Aim »
Find how many lines of the listing include the string "Windows", and report only that figure.

Given information »
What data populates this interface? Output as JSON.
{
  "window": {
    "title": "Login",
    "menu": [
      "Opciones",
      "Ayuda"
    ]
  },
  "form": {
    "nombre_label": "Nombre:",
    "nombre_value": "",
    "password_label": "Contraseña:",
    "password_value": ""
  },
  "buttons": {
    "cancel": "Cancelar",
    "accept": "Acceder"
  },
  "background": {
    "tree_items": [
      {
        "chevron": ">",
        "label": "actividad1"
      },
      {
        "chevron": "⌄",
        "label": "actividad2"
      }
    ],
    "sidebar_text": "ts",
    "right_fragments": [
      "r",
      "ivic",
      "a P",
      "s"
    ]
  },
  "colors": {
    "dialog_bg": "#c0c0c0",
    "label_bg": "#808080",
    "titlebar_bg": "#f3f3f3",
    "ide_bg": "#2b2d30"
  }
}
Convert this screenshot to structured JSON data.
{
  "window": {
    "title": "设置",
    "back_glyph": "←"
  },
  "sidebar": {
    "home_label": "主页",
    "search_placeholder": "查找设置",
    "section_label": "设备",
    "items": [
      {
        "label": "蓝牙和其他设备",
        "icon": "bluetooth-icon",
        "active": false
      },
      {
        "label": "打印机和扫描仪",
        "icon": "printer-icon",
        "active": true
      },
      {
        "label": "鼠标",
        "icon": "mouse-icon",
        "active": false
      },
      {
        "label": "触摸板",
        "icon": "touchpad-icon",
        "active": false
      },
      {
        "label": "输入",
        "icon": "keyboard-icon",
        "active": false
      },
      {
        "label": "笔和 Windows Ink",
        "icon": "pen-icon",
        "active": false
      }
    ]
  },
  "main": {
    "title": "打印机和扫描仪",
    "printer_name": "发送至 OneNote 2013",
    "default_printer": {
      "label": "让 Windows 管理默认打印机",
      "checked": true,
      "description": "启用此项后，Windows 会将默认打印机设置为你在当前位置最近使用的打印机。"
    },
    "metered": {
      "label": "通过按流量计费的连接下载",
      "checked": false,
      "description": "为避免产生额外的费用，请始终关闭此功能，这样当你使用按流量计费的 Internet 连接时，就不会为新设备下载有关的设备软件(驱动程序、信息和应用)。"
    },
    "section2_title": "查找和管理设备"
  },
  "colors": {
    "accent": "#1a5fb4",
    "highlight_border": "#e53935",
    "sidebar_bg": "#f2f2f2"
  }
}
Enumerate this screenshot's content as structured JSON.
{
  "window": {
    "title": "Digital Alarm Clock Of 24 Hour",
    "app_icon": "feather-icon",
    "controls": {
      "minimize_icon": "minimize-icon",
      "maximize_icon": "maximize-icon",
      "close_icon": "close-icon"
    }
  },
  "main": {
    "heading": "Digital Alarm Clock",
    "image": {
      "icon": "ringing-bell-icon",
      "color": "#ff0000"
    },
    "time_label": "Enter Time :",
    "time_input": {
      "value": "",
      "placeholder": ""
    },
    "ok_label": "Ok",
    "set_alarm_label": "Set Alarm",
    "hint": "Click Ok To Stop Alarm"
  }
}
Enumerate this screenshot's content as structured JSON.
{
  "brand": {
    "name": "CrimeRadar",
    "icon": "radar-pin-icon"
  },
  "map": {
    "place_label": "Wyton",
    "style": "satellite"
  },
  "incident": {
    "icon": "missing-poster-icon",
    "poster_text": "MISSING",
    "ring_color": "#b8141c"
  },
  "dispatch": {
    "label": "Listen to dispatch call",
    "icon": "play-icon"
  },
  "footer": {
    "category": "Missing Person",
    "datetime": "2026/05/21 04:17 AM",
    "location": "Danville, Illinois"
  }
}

The completed task »
3